● Problem to work on
All entries are to be quoted exactly; the images stay out of the copy.

● Data records
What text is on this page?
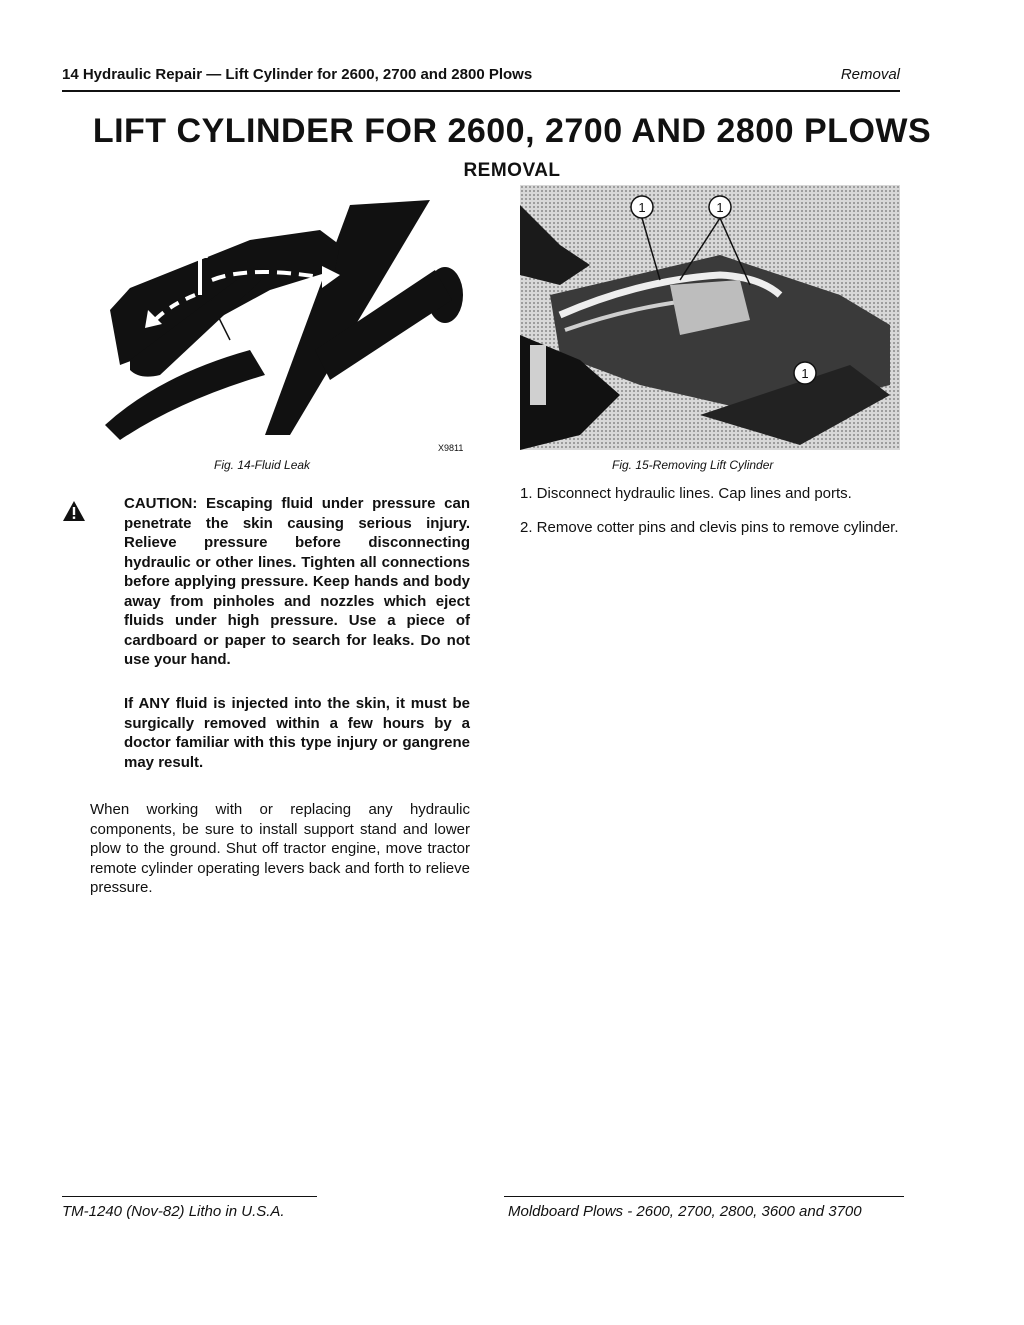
14 Hydraulic Repair — Lift Cylinder for 2600, 2700 and 2800 Plows	Removal
LIFT CYLINDER FOR 2600, 2700 AND 2800 PLOWS
REMOVAL
X9811
Fig. 14-Fluid Leak
1	1
1
Fig. 15-Removing Lift Cylinder
CAUTION: Escaping fluid under pressure can penetrate the skin causing serious injury. Relieve pressure before disconnecting hydraulic or other lines. Tighten all connections before applying pressure. Keep hands and body away from pinholes and nozzles which eject fluids under high pressure. Use a piece of cardboard or paper to search for leaks. Do not use your hand.
If ANY fluid is injected into the skin, it must be surgically removed within a few hours by a doctor familiar with this type injury or gangrene may result.
When working with or replacing any hydraulic components, be sure to install support stand and lower plow to the ground. Shut off tractor engine, move tractor remote cylinder operating levers back and forth to relieve pressure.

1. Disconnect hydraulic lines. Cap lines and ports.

2. Remove cotter pins and clevis pins to remove cylinder.

TM-1240 (Nov-82) Litho in U.S.A.	Moldboard Plows - 2600, 2700, 2800, 3600 and 3700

● Output
What text is on this page?
14 Hydraulic Repair — Lift Cylinder for 2600, 2700 and 2800 Plows	Removal
LIFT CYLINDER FOR 2600, 2700 AND 2800 PLOWS
REMOVAL
X9811
Fig. 14-Fluid Leak
1	1
1
Fig. 15-Removing Lift Cylinder
CAUTION: Escaping fluid under pressure can penetrate the skin causing serious injury. Relieve pressure before disconnecting hydraulic or other lines. Tighten all connections before applying pressure. Keep hands and body away from pinholes and nozzles which eject fluids under high pressure. Use a piece of cardboard or paper to search for leaks. Do not use your hand.
If ANY fluid is injected into the skin, it must be surgically removed within a few hours by a doctor familiar with this type injury or gangrene may result.
When working with or replacing any hydraulic components, be sure to install support stand and lower plow to the ground. Shut off tractor engine, move tractor remote cylinder operating levers back and forth to relieve pressure.

1. Disconnect hydraulic lines. Cap lines and ports.

2. Remove cotter pins and clevis pins to remove cylinder.

TM-1240 (Nov-82) Litho in U.S.A.	Moldboard Plows - 2600, 2700, 2800, 3600 and 3700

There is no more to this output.